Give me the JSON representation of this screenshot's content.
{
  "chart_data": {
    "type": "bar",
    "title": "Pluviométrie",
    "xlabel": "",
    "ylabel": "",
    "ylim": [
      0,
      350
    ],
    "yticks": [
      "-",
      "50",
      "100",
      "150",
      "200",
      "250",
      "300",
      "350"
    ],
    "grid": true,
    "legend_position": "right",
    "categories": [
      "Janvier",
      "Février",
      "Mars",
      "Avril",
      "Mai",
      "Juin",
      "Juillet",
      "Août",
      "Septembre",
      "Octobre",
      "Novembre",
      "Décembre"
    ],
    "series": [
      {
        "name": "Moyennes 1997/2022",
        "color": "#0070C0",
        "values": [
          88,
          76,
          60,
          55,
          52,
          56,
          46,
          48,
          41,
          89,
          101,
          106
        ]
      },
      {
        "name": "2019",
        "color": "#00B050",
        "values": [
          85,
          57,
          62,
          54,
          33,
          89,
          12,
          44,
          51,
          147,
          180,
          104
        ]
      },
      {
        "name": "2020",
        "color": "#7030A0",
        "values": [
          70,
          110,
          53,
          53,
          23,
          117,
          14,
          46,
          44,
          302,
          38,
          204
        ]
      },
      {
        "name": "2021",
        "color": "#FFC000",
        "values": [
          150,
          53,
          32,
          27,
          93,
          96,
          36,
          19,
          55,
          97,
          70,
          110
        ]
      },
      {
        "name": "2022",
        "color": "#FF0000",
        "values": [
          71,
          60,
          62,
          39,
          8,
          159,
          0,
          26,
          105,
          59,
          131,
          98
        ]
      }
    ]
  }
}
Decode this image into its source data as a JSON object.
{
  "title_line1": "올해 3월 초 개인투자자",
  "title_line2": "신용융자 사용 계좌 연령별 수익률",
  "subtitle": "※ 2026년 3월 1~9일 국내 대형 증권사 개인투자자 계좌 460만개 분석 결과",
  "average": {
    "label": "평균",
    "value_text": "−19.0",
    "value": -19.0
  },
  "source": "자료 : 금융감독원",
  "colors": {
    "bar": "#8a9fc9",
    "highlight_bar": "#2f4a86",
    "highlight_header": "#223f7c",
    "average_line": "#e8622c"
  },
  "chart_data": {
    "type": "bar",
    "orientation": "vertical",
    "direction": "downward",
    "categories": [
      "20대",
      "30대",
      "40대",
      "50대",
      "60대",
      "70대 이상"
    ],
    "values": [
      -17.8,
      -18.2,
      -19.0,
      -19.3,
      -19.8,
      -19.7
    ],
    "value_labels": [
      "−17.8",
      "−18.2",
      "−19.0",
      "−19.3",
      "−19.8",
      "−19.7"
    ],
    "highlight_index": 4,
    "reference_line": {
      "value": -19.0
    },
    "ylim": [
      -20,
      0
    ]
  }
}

§ Your objective: Give an exact copy of all the data shown above.

§ Task result:
Give me the JSON representation of this screenshot's content.
{
  "chart_data": {
    "type": "bar",
    "title": "Pluviométrie",
    "xlabel": "",
    "ylabel": "",
    "ylim": [
      0,
      350
    ],
    "yticks": [
      "-",
      "50",
      "100",
      "150",
      "200",
      "250",
      "300",
      "350"
    ],
    "grid": true,
    "legend_position": "right",
    "categories": [
      "Janvier",
      "Février",
      "Mars",
      "Avril",
      "Mai",
      "Juin",
      "Juillet",
      "Août",
      "Septembre",
      "Octobre",
      "Novembre",
      "Décembre"
    ],
    "series": [
      {
        "name": "Moyennes 1997/2022",
        "color": "#0070C0",
        "values": [
          88,
          76,
          60,
          55,
          52,
          56,
          46,
          48,
          41,
          89,
          101,
          106
        ]
      },
      {
        "name": "2019",
        "color": "#00B050",
        "values": [
          85,
          57,
          62,
          54,
          33,
          89,
          12,
          44,
          51,
          147,
          180,
          104
        ]
      },
      {
        "name": "2020",
        "color": "#7030A0",
        "values": [
          70,
          110,
          53,
          53,
          23,
          117,
          14,
          46,
          44,
          302,
          38,
          204
        ]
      },
      {
        "name": "2021",
        "color": "#FFC000",
        "values": [
          150,
          53,
          32,
          27,
          93,
          96,
          36,
          19,
          55,
          97,
          70,
          110
        ]
      },
      {
        "name": "2022",
        "color": "#FF0000",
        "values": [
          71,
          60,
          62,
          39,
          8,
          159,
          0,
          26,
          105,
          59,
          131,
          98
        ]
      }
    ]
  }
}
Decode this image into its source data as a JSON object.
{
  "title_line1": "올해 3월 초 개인투자자",
  "title_line2": "신용융자 사용 계좌 연령별 수익률",
  "subtitle": "※ 2026년 3월 1~9일 국내 대형 증권사 개인투자자 계좌 460만개 분석 결과",
  "average": {
    "label": "평균",
    "value_text": "−19.0",
    "value": -19.0
  },
  "source": "자료 : 금융감독원",
  "colors": {
    "bar": "#8a9fc9",
    "highlight_bar": "#2f4a86",
    "highlight_header": "#223f7c",
    "average_line": "#e8622c"
  },
  "chart_data": {
    "type": "bar",
    "orientation": "vertical",
    "direction": "downward",
    "categories": [
      "20대",
      "30대",
      "40대",
      "50대",
      "60대",
      "70대 이상"
    ],
    "values": [
      -17.8,
      -18.2,
      -19.0,
      -19.3,
      -19.8,
      -19.7
    ],
    "value_labels": [
      "−17.8",
      "−18.2",
      "−19.0",
      "−19.3",
      "−19.8",
      "−19.7"
    ],
    "highlight_index": 4,
    "reference_line": {
      "value": -19.0
    },
    "ylim": [
      -20,
      0
    ]
  }
}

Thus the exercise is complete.